* _GIVEN DATA_

* * * * * * * * *

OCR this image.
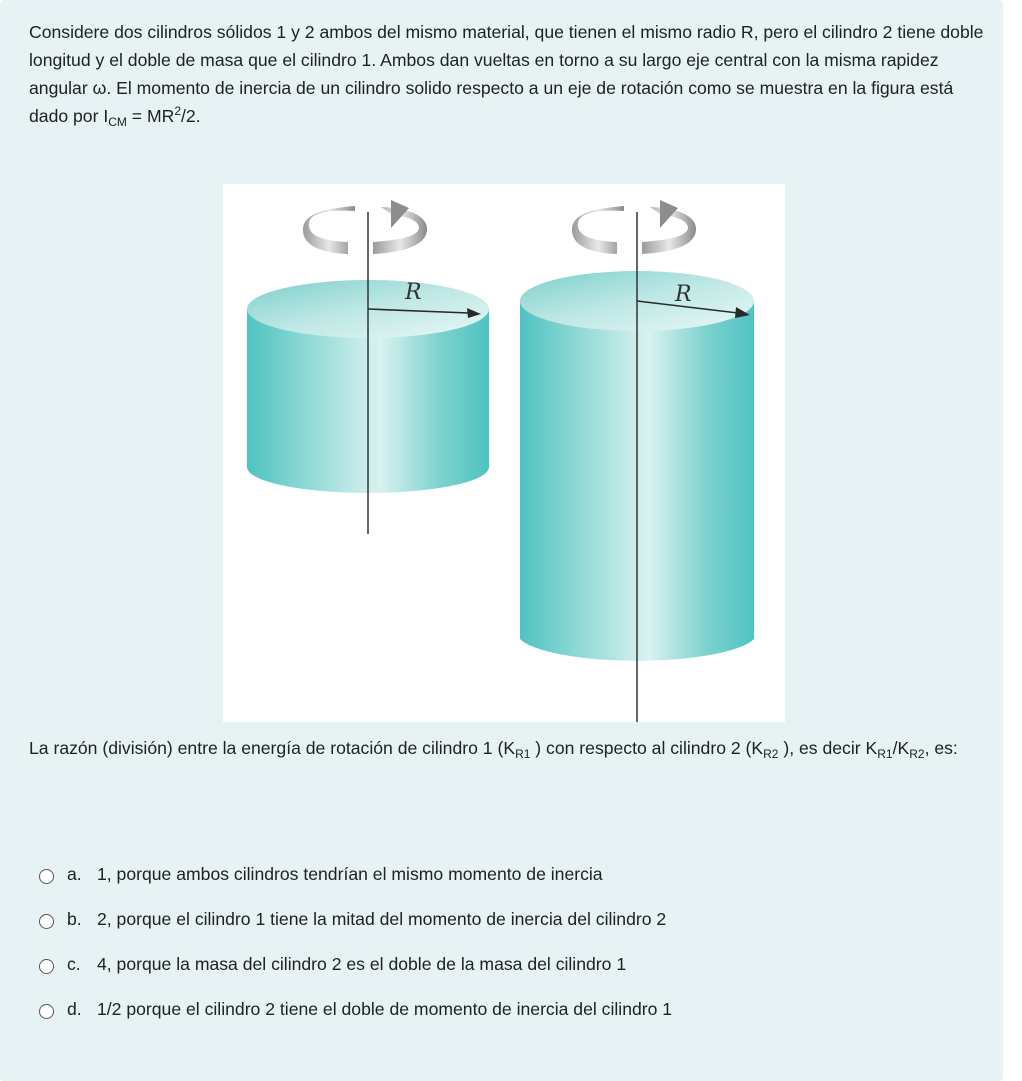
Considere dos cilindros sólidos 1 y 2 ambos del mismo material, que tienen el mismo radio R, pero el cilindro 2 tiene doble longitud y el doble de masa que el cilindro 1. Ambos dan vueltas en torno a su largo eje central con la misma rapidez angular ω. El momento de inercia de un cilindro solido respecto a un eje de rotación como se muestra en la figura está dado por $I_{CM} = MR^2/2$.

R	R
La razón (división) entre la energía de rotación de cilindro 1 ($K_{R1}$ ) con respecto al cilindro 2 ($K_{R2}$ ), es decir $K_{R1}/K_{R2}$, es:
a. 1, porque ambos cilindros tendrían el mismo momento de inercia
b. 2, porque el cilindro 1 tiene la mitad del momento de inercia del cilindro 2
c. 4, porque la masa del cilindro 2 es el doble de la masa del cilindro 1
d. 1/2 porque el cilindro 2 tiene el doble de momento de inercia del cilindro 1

* * * * * * * * *

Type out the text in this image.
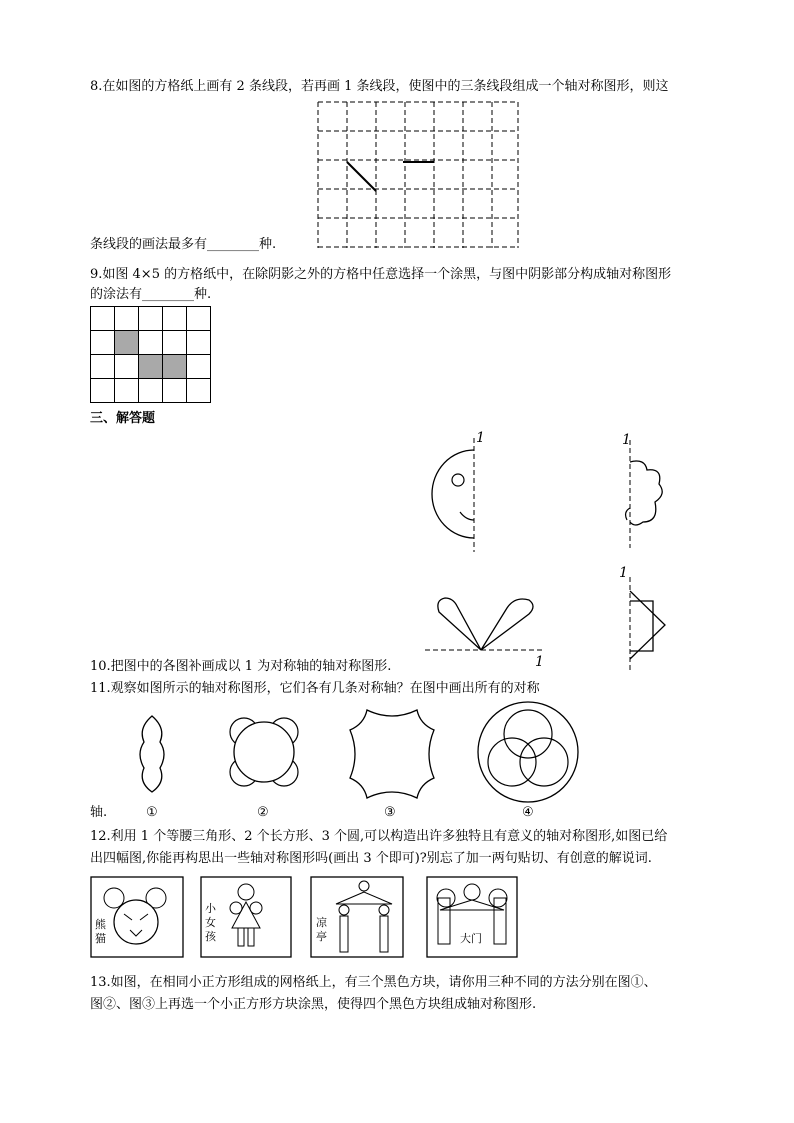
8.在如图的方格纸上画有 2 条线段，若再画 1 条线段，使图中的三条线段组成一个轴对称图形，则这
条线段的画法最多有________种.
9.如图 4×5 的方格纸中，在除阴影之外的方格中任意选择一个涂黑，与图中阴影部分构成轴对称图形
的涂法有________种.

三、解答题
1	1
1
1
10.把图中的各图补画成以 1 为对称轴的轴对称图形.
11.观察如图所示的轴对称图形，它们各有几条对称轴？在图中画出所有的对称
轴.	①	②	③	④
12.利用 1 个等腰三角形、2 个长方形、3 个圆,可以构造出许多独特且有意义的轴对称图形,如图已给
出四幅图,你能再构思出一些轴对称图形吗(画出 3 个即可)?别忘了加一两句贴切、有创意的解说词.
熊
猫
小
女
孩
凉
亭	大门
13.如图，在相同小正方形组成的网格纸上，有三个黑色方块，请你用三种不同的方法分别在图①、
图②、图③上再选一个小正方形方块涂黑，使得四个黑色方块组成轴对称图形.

* * * * * * * * *

* _WHAT TO PRODUCE_
For this exercise, gather every line of the data that contains the word "doble".

* _RESPONSE_
Considere dos cilindros sólidos 1 y 2 ambos del mismo material, que tienen el mismo radio R, pero el cilindro 2 tiene doble longitud y el doble de masa que el cilindro 1. Ambos dan vueltas en torno a su largo eje central con la misma rapidez angular ω. El momento de inercia de un cilindro solido respecto a un eje de rotación como se muestra en la figura está dado por $I_{CM} = MR^2/2$.
c. 4, porque la masa del cilindro 2 es el doble de la masa del cilindro 1
d. 1/2 porque el cilindro 2 tiene el doble de momento de inercia del cilindro 1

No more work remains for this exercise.